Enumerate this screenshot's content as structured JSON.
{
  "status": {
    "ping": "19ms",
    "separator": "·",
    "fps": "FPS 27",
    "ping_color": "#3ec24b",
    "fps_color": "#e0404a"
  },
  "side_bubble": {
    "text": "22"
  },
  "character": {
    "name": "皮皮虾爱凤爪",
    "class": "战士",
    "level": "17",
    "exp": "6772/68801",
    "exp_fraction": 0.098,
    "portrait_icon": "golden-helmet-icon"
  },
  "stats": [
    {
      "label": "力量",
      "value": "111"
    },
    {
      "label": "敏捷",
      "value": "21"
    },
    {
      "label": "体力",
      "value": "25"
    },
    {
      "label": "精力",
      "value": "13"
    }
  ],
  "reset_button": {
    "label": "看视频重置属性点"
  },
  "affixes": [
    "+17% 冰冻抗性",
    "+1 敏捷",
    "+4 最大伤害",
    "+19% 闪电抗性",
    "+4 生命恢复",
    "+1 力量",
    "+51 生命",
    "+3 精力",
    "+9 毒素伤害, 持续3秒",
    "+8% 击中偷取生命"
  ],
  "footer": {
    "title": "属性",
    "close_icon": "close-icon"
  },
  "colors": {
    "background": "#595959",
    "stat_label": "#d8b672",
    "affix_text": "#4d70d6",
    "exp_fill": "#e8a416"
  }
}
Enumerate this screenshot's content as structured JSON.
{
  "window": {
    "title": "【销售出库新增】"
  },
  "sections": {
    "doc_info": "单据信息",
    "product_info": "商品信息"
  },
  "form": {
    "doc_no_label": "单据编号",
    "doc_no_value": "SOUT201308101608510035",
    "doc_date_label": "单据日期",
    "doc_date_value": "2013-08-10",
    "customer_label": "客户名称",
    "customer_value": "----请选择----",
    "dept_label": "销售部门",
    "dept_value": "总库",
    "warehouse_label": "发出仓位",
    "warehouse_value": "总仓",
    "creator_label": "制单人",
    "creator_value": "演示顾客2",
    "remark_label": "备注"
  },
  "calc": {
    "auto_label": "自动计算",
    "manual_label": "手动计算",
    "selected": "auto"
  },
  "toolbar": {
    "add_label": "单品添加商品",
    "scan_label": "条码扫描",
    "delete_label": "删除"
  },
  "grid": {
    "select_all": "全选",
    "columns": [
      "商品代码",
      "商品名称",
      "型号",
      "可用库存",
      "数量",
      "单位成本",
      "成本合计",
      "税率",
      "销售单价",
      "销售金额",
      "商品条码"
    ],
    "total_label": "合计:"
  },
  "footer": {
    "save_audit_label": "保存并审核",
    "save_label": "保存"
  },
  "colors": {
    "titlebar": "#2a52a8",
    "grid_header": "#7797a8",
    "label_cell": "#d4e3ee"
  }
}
------------------------------------------------
STATED EXERCISE
Search the lines for the string "icon" and copy every line that has it.

EXERCISE RESPONSE
    "portrait_icon": "golden-helmet-icon"
    "close_icon": "close-icon"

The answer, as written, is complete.